(Problem details) Reply with one number: the count of lines in the records below that hold "Type".
§ §
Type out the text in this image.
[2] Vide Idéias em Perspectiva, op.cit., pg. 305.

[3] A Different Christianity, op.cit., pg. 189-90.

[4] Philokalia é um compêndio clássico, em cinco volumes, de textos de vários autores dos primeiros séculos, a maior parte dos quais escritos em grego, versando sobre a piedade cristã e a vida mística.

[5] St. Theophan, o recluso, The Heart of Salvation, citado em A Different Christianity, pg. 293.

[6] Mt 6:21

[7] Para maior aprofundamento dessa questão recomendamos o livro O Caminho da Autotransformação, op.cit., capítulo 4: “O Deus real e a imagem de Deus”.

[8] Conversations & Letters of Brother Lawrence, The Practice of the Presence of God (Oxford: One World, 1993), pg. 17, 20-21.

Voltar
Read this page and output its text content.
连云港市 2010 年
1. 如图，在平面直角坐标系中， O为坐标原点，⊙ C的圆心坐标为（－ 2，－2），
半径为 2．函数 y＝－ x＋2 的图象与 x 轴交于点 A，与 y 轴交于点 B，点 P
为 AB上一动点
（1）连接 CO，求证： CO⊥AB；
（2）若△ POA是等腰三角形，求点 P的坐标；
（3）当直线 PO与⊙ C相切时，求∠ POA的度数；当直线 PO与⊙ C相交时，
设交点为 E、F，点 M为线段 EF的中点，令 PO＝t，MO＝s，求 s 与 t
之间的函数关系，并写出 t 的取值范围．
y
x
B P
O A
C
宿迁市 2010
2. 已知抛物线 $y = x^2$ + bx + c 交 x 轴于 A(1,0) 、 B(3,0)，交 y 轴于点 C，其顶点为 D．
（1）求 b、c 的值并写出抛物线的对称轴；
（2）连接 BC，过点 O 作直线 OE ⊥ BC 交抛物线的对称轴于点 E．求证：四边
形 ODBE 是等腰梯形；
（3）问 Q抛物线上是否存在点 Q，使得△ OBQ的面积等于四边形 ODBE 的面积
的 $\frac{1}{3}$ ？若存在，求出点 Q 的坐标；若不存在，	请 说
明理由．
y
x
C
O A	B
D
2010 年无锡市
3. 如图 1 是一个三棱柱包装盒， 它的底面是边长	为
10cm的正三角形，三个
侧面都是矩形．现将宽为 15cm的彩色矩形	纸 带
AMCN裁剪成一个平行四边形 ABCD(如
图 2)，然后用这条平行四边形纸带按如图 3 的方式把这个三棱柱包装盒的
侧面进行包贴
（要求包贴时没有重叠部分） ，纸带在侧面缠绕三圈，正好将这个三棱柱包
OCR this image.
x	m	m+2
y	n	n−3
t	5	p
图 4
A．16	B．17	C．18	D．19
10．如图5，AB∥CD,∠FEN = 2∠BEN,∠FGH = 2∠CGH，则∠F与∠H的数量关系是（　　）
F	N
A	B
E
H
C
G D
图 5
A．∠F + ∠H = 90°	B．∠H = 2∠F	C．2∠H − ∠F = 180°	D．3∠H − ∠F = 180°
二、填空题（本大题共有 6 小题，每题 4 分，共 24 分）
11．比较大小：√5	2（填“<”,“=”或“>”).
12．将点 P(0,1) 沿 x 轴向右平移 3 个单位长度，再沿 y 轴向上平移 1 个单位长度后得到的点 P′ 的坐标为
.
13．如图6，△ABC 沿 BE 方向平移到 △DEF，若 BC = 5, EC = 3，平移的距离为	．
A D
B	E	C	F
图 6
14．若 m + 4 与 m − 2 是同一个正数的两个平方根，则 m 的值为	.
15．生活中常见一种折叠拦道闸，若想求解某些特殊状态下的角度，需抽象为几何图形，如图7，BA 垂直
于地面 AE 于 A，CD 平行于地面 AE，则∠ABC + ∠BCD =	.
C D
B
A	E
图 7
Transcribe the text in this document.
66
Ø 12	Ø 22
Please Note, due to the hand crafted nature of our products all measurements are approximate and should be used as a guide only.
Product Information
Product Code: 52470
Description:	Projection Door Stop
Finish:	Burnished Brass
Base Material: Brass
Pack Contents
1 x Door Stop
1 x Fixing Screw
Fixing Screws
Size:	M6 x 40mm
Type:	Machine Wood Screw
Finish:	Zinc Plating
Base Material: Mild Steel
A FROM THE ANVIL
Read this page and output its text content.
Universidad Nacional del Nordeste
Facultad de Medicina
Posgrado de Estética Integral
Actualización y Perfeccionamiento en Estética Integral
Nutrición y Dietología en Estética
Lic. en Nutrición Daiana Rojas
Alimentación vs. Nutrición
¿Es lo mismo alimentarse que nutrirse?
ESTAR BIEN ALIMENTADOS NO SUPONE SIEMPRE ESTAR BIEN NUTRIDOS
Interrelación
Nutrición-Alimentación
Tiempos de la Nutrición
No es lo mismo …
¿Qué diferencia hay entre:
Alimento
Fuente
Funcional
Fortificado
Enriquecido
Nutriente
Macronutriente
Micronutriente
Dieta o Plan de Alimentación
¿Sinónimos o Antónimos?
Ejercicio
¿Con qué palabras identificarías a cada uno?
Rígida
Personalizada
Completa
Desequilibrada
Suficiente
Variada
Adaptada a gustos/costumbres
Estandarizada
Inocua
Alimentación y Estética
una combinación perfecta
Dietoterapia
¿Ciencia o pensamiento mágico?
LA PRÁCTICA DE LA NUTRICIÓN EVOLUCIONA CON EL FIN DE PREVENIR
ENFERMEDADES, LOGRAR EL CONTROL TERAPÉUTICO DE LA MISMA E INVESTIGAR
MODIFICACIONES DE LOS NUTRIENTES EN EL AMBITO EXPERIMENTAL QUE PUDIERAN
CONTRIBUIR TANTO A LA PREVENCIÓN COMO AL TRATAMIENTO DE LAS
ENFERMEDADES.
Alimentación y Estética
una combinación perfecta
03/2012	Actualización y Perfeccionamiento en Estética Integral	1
§ §
(The solution) 2